* [Data for this task]
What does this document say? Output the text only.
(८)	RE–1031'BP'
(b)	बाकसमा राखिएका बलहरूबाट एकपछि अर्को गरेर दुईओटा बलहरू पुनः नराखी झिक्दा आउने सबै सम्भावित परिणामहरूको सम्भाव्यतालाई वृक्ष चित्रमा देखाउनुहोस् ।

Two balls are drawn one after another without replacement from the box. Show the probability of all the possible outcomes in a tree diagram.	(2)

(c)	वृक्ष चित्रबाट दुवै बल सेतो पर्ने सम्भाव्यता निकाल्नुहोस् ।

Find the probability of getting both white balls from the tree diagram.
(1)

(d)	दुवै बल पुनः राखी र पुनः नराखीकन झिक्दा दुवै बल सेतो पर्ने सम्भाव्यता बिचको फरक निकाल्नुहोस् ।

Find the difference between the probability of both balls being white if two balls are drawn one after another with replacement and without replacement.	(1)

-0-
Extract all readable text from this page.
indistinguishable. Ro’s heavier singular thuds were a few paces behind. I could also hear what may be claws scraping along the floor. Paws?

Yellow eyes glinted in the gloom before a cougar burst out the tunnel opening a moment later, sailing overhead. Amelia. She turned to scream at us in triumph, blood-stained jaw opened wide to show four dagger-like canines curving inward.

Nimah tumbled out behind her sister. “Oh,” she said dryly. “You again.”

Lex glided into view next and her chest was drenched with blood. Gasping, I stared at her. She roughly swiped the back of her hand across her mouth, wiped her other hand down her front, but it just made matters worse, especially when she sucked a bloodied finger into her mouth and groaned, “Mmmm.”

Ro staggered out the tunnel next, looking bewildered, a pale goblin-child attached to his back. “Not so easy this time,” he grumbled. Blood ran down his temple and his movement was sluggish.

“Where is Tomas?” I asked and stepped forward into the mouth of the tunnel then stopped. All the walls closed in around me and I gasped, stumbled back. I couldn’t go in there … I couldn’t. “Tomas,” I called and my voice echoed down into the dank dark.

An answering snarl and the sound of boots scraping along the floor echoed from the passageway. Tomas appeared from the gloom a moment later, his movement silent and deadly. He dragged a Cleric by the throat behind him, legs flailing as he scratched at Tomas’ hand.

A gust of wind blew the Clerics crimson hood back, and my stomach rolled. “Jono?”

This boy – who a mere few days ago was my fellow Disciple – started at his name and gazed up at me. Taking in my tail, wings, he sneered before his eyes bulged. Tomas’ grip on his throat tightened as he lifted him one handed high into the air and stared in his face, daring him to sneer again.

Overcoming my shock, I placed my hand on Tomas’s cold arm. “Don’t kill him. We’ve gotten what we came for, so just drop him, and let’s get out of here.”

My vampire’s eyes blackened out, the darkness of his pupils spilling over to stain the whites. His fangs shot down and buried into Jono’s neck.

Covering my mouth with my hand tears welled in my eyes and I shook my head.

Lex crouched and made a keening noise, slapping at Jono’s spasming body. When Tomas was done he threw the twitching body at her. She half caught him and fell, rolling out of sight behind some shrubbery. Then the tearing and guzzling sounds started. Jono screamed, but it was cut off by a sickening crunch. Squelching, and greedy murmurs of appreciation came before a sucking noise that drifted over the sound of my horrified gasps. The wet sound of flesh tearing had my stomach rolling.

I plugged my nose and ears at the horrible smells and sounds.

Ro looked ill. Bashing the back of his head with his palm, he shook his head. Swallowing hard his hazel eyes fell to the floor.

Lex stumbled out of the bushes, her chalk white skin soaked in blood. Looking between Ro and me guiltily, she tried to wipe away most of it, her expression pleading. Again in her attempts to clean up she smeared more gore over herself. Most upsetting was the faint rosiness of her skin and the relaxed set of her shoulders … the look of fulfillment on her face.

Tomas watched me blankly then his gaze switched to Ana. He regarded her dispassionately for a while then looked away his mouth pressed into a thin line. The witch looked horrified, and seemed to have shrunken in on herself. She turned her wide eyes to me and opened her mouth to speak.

* [Directive] Quote every line of the data, word for word.

* [The completed task]
What does this document say? Output the text only.
(८)	RE–1031'BP'
(b)	बाकसमा राखिएका बलहरूबाट एकपछि अर्को गरेर दुईओटा बलहरू पुनः नराखी झिक्दा आउने सबै सम्भावित परिणामहरूको सम्भाव्यतालाई वृक्ष चित्रमा देखाउनुहोस् ।

Two balls are drawn one after another without replacement from the box. Show the probability of all the possible outcomes in a tree diagram.	(2)

(c)	वृक्ष चित्रबाट दुवै बल सेतो पर्ने सम्भाव्यता निकाल्नुहोस् ।

Find the probability of getting both white balls from the tree diagram.
(1)

(d)	दुवै बल पुनः राखी र पुनः नराखीकन झिक्दा दुवै बल सेतो पर्ने सम्भाव्यता बिचको फरक निकाल्नुहोस् ।

Find the difference between the probability of both balls being white if two balls are drawn one after another with replacement and without replacement.	(1)

-0-
Extract all readable text from this page.
indistinguishable. Ro’s heavier singular thuds were a few paces behind. I could also hear what may be claws scraping along the floor. Paws?

Yellow eyes glinted in the gloom before a cougar burst out the tunnel opening a moment later, sailing overhead. Amelia. She turned to scream at us in triumph, blood-stained jaw opened wide to show four dagger-like canines curving inward.

Nimah tumbled out behind her sister. “Oh,” she said dryly. “You again.”

Lex glided into view next and her chest was drenched with blood. Gasping, I stared at her. She roughly swiped the back of her hand across her mouth, wiped her other hand down her front, but it just made matters worse, especially when she sucked a bloodied finger into her mouth and groaned, “Mmmm.”

Ro staggered out the tunnel next, looking bewildered, a pale goblin-child attached to his back. “Not so easy this time,” he grumbled. Blood ran down his temple and his movement was sluggish.

“Where is Tomas?” I asked and stepped forward into the mouth of the tunnel then stopped. All the walls closed in around me and I gasped, stumbled back. I couldn’t go in there … I couldn’t. “Tomas,” I called and my voice echoed down into the dank dark.

An answering snarl and the sound of boots scraping along the floor echoed from the passageway. Tomas appeared from the gloom a moment later, his movement silent and deadly. He dragged a Cleric by the throat behind him, legs flailing as he scratched at Tomas’ hand.

A gust of wind blew the Clerics crimson hood back, and my stomach rolled. “Jono?”

This boy – who a mere few days ago was my fellow Disciple – started at his name and gazed up at me. Taking in my tail, wings, he sneered before his eyes bulged. Tomas’ grip on his throat tightened as he lifted him one handed high into the air and stared in his face, daring him to sneer again.

Overcoming my shock, I placed my hand on Tomas’s cold arm. “Don’t kill him. We’ve gotten what we came for, so just drop him, and let’s get out of here.”

My vampire’s eyes blackened out, the darkness of his pupils spilling over to stain the whites. His fangs shot down and buried into Jono’s neck.

Covering my mouth with my hand tears welled in my eyes and I shook my head.

Lex crouched and made a keening noise, slapping at Jono’s spasming body. When Tomas was done he threw the twitching body at her. She half caught him and fell, rolling out of sight behind some shrubbery. Then the tearing and guzzling sounds started. Jono screamed, but it was cut off by a sickening crunch. Squelching, and greedy murmurs of appreciation came before a sucking noise that drifted over the sound of my horrified gasps. The wet sound of flesh tearing had my stomach rolling.

I plugged my nose and ears at the horrible smells and sounds.

Ro looked ill. Bashing the back of his head with his palm, he shook his head. Swallowing hard his hazel eyes fell to the floor.

Lex stumbled out of the bushes, her chalk white skin soaked in blood. Looking between Ro and me guiltily, she tried to wipe away most of it, her expression pleading. Again in her attempts to clean up she smeared more gore over herself. Most upsetting was the faint rosiness of her skin and the relaxed set of her shoulders … the look of fulfillment on her face.

Tomas watched me blankly then his gaze switched to Ana. He regarded her dispassionately for a while then looked away his mouth pressed into a thin line. The witch looked horrified, and seemed to have shrunken in on herself. She turned her wide eyes to me and opened her mouth to speak.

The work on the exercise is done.